▸ **Work instruction A**: In the article on mass shootings, how does the FBI define "mass murder"?
▸ **Work instruction B**: Continue the article on mass shootings from where it stops.

Are There Really ‘More Mass Shootings Than Days in the Year’?

Advocates of gun control cite figures that conflate Las Vegas with gang crime and domestic violence.


Sen. Dianne Feinstein discusses gun-control legislation during a press conference in the Capitol, Oct. 4.
Sen. Dianne Feinstein discusses gun-control legislation during a press conference in the Capitol, Oct. 4. PHOTO: THEW/EPA-EFE/REX/SHUTTERSTOCK/EPA/SHUTTERSTOCK

Sen. Chris Murphy of Connecticut responded to last week’s Las Vegas massacre by issuing a statement in which he claimed: “Already this year there have been more mass shootings than days in the year.” That was last Monday, the 275th day of 2017. Can Mr. Murphy possibly be right?

Certainly not by the ordinary definition of “mass shootings,” which includes attacks such as the one in Las Vegas this month, at the Pulse nightclub in Orlando, Fla., in 2016, and at Colorado’s Columbine High School in 1999. Of late such infamous crimes have hit the national news several times a year—nowhere near a daily basis. Gun-control advocates like Mr. Murphy seek to alarm the public by exaggerating the scale of the problem.

The FBI defines “mass murder” as “four or more victims slain, in one event, in one location.” Starting with the FBI’s definition of four or more fatalities, the Congressional Research Service reported that from 1999 through 2013 there were an average of 20 to 22 mass shootings in the U.S. annually. In an average year, four of these would be “mass public shootings”—the kind that often get national media attention. Of the rest, about half were “familicides”—killings within a family or estranged family, usually taking place in a private residence. The other half were “attributable to an underlying criminal activity or commonplace circumstance,” such as armed robbery, gang activity, insurance fraud or romantic triangles.

▸ **Data extracts**:
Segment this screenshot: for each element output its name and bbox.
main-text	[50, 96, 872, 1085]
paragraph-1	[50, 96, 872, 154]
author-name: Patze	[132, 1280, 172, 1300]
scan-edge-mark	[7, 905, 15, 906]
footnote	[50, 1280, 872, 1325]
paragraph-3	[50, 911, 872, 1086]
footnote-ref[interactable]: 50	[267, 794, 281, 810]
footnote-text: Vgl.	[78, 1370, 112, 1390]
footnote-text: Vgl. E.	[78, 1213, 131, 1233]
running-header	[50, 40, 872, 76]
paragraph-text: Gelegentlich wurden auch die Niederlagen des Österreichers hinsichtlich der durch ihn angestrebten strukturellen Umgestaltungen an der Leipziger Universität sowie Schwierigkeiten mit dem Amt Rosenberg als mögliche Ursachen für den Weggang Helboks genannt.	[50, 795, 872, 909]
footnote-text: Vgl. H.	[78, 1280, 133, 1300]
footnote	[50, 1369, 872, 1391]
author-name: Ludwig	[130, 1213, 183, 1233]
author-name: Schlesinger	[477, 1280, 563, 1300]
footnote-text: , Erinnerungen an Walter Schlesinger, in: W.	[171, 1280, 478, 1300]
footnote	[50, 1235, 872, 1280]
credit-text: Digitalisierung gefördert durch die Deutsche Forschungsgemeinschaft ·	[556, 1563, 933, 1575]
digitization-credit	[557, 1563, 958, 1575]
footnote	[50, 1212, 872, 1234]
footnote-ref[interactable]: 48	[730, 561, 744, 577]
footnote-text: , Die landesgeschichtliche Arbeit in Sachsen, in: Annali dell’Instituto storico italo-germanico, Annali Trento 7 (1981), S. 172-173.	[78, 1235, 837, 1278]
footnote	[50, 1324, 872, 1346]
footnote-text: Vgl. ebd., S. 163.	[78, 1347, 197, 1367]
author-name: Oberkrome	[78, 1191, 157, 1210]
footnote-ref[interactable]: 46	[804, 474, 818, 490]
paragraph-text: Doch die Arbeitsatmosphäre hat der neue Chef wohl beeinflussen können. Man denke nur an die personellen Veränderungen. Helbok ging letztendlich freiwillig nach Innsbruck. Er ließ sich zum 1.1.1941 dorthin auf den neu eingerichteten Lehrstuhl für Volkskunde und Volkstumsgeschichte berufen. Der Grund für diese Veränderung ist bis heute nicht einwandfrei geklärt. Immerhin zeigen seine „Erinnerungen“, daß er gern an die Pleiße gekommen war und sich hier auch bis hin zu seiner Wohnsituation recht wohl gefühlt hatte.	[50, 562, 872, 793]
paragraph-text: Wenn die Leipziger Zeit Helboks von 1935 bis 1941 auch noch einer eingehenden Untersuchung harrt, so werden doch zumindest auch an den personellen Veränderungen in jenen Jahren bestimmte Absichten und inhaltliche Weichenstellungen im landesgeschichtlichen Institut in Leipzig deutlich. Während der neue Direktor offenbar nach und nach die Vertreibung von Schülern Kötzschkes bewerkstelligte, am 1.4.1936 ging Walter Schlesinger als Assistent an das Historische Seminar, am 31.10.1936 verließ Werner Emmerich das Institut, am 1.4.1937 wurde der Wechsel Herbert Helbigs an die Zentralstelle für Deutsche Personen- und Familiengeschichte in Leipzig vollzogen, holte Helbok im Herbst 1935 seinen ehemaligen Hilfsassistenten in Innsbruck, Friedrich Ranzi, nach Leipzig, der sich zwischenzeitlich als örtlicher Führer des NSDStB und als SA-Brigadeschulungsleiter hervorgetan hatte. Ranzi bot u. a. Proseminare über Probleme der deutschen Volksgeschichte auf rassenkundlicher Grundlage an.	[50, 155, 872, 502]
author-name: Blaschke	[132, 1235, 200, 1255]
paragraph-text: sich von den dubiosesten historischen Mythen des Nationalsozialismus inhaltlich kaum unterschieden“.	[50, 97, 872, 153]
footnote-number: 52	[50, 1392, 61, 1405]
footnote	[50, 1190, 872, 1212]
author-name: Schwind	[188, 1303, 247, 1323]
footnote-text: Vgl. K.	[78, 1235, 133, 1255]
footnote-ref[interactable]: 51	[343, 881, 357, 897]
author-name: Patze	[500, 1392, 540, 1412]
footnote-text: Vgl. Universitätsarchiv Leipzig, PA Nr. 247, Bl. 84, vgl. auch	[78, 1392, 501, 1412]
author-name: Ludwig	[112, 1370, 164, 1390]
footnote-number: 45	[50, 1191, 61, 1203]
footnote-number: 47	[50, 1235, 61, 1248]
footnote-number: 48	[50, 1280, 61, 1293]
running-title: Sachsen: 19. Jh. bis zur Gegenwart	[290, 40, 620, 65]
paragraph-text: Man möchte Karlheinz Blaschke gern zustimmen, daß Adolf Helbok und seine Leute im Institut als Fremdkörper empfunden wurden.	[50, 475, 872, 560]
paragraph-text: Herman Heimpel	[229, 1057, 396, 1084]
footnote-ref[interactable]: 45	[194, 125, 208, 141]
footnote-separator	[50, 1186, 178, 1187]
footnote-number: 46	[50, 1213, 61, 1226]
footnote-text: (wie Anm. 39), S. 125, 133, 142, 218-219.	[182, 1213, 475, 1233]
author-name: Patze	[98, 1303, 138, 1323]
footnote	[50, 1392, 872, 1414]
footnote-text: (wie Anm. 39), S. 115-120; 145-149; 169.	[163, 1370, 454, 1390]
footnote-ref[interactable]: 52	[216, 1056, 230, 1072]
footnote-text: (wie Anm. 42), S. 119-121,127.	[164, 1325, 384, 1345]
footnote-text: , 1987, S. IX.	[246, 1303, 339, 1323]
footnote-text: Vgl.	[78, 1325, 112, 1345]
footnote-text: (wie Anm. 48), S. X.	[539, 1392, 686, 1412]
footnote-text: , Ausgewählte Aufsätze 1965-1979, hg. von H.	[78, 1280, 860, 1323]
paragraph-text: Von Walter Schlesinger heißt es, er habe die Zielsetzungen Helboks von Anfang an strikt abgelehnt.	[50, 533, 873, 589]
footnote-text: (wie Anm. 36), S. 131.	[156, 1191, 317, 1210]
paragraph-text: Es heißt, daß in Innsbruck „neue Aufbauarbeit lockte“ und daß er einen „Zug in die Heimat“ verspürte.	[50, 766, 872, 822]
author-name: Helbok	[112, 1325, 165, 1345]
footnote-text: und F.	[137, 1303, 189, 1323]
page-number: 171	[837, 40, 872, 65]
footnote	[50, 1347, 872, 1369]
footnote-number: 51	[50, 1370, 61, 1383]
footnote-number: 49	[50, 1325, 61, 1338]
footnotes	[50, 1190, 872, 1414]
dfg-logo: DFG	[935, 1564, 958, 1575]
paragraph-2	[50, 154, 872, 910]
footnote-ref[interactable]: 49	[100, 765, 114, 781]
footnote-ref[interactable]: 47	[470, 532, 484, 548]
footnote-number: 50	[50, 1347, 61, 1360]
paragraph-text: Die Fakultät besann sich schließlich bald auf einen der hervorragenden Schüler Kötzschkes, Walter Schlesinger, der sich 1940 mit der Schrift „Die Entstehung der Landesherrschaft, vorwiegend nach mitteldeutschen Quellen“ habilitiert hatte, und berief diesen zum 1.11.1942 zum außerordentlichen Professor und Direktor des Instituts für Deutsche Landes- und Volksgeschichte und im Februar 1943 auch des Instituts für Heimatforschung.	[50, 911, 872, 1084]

▸ **Answer space A**: Four or more victims slain, in one event, in one location.

▸ **Answer space B**:
The website Mass Shooting Tracker, by contrast, counted 340 mass shootings in the U.S. between New Year’s Day and last Monday—consistent with Mr. Murphy’s claim of more than one a day. The site uses a much broader definition of mass shooting: “an incident where four or more people are shot in a single shooting spree. This may include the gunman himself, or police shootings of civilians around the gunman.” Under this definition, the shootings needn’t be fatal.

It’s not surprising that people who favor gun confiscation would prefer an indiscriminate methodology. But it’s not helpful in actually reducing violence. Different solutions are needed for different types of crimes.

Bump stocks, such as the one the Las Vegas shooter used, are irrelevant for ordinary crimes because they degrade a firearm’s accuracy. To reduce fatalities in mass public attacks, it would be sensible to require that anyone who buys a device that makes a normal gun fire as fast as a machine gun go through the same arduous federal process as those who buy an actual machine gun. Unfortunately, a bill introduced by Sen. Dianne Feinstein is so overbroad that it outlaws normal modifications to standard firearms—such as changing a spring to reduce the trigger pull weight from six pounds to five.

The good news is that for gun crime in general the U.S. has had a quarter-century of success. The robberies, domestic violence and other crimes that comprise nearly all “mass shootings” broadly defined are simply the worst examples of ordinary gun crime. Since peaking in the early 1990s, gun homicide has declined by half nationwide. Overall gun crime victimization is down by three-fourths. In this same period, the American gun supply grew by 80 million, so that there is now slightly more than one gun per person in the U.S.

Scholars suggest diverse causes for the crime decline. To the extent that gun policy has made a difference, Americans in the past quarter-century have made their gun laws both stricter and more permissive. Today, unlike in 1992, there are many laws against gun possession by persons with domestic-violence records, whether misdemeanor convictions or restraining orders. Extensive and uncontradicted social-science indicates that such persons are much likelier to commit gun crimes, especially domestic ones.

Improved interstate data-sharing has facilitated laws against gun possession by prohibited persons. Tougher sentencing for criminals who use firearms in a violent crime has been an important cause of mass incarceration, and those longer sentences have helped reduce gun violence of all types.

On the other hand, unlike in 1992, right-to-carry is now the national norm. In all but a few states, adults with safety training and a fingerprint background check have a legal right to bear a firearm for lawful defense. State pre-emption laws have eliminated many local antigun restrictions.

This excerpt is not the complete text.